___ RECORDS FOR THE EXERCISE

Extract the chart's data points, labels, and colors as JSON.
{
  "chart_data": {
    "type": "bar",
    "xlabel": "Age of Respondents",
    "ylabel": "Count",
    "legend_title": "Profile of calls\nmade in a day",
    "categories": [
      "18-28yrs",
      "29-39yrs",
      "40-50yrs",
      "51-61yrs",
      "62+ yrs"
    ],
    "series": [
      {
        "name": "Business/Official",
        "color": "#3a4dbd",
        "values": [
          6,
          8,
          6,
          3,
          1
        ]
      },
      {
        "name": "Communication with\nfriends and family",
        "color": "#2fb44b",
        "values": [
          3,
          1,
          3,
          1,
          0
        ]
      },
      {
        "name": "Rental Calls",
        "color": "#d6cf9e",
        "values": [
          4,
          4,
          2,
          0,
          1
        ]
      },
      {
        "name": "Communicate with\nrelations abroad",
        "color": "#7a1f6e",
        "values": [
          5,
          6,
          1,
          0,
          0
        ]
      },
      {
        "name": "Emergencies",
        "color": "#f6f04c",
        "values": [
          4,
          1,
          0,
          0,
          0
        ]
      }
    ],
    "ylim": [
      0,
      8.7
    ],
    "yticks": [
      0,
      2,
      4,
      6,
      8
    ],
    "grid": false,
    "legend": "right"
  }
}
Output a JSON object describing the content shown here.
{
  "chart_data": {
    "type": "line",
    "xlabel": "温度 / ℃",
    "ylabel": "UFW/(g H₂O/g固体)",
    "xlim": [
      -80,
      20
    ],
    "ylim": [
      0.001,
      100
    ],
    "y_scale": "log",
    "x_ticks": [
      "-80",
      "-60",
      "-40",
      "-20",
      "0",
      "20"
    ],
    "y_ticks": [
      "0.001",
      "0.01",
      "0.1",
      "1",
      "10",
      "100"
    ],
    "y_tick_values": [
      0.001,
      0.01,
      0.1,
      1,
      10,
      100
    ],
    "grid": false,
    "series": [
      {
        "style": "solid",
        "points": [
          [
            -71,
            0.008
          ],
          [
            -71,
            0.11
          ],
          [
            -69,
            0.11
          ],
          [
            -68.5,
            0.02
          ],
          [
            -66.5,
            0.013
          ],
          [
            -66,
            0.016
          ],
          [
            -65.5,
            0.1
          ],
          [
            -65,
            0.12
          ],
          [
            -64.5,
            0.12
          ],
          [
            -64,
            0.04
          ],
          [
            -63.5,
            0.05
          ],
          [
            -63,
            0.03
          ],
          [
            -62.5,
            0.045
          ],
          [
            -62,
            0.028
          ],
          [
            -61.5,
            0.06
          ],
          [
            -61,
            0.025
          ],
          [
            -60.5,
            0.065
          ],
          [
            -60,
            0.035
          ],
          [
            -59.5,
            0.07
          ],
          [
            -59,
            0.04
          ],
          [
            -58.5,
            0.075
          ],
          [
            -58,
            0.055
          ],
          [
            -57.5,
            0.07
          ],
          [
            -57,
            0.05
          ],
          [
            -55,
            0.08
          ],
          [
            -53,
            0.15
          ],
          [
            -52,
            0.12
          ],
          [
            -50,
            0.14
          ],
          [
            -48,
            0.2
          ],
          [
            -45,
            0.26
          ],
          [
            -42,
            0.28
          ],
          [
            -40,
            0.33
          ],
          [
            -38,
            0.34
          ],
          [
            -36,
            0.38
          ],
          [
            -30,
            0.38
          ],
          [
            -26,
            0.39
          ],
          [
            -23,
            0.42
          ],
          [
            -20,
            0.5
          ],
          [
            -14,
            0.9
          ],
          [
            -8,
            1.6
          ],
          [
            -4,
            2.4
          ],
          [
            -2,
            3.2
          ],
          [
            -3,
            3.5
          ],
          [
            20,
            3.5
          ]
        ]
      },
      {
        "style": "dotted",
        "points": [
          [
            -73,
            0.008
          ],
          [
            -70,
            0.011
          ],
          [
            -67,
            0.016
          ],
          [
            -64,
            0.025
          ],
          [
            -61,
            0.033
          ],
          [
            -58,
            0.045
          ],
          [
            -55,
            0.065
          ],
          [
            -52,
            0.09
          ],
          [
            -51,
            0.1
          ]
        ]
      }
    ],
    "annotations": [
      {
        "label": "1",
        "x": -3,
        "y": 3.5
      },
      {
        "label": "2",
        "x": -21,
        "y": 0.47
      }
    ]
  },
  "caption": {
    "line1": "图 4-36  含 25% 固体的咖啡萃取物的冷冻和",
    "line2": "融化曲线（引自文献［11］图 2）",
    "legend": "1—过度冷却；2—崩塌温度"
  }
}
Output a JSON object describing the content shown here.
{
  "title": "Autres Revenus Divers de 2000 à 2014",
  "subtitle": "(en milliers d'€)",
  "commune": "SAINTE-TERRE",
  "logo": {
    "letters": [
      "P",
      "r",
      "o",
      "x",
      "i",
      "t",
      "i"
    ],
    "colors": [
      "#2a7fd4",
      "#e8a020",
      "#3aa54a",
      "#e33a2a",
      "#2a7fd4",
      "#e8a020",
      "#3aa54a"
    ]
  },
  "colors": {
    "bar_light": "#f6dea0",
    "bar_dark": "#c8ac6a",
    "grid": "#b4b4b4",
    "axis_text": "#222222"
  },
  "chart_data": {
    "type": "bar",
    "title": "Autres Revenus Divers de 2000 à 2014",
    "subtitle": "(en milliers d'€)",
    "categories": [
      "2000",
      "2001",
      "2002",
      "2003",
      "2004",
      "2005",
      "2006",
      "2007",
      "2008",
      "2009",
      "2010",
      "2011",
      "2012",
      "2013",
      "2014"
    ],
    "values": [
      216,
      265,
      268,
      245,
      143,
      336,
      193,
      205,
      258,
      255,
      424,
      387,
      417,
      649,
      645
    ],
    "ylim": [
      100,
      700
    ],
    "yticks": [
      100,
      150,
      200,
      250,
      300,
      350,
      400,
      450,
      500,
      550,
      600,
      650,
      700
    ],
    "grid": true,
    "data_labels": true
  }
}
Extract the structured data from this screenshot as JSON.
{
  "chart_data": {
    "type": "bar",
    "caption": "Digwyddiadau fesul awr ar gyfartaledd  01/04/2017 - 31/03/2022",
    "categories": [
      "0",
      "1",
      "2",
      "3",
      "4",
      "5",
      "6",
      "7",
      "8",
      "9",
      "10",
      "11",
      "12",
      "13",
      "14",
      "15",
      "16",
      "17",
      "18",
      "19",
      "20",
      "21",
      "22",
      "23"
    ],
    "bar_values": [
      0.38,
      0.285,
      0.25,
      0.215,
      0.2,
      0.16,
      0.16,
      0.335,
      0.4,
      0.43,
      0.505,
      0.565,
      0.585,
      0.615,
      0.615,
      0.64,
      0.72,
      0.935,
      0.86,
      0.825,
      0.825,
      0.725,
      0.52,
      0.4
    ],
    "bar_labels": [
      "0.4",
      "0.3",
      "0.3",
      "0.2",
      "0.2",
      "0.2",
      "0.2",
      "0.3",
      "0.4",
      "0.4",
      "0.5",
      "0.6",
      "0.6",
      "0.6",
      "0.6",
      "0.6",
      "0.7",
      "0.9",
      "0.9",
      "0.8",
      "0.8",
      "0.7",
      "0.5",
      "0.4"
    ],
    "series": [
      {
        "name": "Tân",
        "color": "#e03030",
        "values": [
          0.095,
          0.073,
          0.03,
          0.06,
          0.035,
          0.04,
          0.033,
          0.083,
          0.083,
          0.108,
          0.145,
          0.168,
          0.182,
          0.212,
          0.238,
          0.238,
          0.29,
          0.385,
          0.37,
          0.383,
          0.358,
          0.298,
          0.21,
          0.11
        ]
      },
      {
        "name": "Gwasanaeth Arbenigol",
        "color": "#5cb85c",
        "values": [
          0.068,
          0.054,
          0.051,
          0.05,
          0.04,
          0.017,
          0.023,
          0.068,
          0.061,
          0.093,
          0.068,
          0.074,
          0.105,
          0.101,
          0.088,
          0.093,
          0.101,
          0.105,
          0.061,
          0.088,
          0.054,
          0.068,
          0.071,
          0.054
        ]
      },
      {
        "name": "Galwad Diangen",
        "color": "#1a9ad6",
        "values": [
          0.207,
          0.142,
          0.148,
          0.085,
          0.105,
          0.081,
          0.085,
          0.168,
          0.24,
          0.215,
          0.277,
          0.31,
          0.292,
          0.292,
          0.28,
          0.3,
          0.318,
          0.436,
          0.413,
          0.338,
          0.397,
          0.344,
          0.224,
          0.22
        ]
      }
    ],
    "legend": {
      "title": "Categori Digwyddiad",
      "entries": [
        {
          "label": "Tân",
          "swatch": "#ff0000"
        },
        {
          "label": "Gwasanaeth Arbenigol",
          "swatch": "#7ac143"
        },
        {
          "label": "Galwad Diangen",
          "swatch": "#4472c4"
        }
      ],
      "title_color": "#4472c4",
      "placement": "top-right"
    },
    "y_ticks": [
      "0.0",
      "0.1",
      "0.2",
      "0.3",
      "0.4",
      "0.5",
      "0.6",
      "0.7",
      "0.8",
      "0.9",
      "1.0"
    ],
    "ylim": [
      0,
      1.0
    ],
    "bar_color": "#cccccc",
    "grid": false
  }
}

______

## PROBLEM DESCRIPTION
Report how many lines of the records above contain the word "milliers", and give only that number.

## REPLY
2